* The exercise
Filter the listing and keep only the lines with the word "repentance".

* Data for processing

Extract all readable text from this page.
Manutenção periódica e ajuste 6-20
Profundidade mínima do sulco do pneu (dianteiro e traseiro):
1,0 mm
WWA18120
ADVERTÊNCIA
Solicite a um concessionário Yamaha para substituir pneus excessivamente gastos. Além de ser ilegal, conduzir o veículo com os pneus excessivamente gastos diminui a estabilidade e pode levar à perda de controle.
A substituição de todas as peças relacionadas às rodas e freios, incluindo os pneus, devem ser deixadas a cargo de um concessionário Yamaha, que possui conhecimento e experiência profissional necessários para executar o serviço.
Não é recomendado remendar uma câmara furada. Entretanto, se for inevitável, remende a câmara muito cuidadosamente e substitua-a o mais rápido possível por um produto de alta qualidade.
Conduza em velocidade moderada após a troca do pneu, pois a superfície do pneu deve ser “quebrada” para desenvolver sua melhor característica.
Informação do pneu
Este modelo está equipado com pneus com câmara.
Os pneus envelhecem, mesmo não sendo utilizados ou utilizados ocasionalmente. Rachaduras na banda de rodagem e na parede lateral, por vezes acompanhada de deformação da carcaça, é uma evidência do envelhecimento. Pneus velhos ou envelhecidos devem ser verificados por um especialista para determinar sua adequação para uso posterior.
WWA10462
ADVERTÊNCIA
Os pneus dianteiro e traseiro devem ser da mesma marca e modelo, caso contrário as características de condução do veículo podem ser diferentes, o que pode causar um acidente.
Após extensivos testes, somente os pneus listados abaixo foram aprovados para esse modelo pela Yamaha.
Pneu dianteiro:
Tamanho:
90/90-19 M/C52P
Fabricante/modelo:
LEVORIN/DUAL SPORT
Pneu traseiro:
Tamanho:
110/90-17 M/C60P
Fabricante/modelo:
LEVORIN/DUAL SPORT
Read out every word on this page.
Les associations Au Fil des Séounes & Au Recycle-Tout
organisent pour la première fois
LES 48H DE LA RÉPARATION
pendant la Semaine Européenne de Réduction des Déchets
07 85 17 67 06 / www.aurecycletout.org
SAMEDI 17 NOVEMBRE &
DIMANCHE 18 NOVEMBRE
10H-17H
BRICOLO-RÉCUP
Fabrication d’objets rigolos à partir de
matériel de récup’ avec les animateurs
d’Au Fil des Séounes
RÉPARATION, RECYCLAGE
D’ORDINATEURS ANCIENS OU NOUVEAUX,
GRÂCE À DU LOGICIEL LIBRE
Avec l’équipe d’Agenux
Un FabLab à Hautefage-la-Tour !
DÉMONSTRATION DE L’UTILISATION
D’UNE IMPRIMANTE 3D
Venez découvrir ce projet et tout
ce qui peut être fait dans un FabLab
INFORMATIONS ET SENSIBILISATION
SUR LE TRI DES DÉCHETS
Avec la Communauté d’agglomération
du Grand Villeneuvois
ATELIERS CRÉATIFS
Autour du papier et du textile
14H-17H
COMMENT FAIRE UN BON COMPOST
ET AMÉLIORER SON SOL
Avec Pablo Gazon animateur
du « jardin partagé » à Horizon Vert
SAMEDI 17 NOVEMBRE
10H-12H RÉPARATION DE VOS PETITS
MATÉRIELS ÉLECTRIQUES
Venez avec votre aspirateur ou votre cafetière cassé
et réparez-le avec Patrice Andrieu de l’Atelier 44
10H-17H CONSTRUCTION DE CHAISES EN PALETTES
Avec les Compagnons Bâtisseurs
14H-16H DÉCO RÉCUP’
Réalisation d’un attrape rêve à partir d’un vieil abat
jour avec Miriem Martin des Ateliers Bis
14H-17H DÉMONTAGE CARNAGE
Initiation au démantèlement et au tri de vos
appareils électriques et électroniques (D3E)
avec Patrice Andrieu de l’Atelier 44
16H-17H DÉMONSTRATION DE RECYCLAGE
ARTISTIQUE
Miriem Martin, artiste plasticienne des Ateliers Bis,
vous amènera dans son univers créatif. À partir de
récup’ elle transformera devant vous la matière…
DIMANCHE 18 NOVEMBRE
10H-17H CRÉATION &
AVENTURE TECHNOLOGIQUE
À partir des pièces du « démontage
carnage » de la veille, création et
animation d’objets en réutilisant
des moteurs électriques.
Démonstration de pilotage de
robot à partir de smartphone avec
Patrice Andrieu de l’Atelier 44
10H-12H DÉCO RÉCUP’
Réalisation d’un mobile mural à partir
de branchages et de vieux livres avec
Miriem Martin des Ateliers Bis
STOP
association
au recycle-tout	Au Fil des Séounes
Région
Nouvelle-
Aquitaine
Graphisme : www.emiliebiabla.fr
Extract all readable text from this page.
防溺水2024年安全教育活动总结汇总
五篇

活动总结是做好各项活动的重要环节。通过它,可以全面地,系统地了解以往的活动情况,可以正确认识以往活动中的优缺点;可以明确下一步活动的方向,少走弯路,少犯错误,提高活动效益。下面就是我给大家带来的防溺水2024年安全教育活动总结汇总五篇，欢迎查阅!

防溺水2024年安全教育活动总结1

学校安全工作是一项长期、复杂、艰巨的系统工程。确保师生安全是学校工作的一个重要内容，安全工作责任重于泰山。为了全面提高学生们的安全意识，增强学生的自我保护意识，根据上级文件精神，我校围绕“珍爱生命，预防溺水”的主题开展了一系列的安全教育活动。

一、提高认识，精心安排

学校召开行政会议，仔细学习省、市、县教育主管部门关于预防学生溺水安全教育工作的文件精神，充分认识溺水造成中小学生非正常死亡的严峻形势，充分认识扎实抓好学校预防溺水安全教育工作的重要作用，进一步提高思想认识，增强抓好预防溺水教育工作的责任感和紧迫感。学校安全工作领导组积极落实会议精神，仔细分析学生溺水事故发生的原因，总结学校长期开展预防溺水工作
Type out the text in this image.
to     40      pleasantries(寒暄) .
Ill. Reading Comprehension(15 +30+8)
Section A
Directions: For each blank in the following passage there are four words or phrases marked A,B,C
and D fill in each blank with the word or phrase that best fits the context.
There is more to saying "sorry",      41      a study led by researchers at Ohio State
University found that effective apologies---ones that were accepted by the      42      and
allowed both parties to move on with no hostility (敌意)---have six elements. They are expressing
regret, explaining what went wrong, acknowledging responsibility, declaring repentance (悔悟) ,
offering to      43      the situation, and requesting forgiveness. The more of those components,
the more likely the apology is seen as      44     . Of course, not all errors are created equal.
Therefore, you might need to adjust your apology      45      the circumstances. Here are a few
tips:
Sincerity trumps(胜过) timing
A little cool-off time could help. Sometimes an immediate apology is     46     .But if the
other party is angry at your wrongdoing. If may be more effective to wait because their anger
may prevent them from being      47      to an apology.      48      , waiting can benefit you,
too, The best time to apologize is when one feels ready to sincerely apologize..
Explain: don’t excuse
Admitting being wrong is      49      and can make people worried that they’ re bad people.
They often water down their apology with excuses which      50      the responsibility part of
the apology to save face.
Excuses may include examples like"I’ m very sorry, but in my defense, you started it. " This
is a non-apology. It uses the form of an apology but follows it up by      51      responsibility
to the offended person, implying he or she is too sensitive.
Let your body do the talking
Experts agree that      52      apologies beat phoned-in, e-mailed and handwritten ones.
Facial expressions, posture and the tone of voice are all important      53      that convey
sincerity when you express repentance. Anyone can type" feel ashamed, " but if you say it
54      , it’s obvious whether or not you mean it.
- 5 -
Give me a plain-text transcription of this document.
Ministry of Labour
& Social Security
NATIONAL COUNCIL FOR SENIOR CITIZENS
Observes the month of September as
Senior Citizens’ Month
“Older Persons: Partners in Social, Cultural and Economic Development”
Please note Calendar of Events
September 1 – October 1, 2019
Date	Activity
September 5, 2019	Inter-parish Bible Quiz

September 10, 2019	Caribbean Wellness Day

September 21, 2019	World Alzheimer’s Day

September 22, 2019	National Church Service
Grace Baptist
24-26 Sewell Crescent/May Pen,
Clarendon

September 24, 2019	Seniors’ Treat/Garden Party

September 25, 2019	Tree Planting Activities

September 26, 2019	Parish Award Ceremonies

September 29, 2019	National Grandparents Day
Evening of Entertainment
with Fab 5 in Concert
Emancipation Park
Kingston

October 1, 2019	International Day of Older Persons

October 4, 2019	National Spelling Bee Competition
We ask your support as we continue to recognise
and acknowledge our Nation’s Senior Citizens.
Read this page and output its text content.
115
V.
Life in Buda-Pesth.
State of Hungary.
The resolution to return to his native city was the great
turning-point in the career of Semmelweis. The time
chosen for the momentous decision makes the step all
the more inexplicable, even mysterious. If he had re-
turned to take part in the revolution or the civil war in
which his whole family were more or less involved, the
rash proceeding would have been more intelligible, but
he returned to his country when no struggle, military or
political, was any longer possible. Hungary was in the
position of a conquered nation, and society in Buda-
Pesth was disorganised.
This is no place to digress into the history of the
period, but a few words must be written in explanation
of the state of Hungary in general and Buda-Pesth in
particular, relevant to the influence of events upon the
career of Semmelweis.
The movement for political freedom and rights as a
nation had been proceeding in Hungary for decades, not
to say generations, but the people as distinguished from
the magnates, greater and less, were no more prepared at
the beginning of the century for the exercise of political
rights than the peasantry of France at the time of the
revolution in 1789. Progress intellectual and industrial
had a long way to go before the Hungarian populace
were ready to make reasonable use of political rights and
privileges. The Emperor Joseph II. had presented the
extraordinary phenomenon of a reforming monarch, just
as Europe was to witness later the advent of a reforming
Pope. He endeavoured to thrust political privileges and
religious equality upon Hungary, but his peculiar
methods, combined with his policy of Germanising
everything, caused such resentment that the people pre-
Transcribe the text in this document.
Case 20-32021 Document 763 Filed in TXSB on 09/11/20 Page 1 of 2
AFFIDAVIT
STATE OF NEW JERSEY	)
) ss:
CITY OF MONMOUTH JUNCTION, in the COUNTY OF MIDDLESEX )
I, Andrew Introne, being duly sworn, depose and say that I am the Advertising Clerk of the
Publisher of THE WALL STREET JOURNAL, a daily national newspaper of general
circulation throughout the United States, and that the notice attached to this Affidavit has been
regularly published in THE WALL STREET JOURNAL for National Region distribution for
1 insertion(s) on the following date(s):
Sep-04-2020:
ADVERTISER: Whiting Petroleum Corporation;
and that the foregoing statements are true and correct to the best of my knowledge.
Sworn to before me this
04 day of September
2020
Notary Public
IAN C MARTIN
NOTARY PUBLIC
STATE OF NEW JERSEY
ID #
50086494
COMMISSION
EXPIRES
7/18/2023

* Answer below
regret, explaining what went wrong, acknowledging responsibility, declaring repentance (悔悟) ,
sincerity when you express repentance. Anyone can type" feel ashamed, " but if you say it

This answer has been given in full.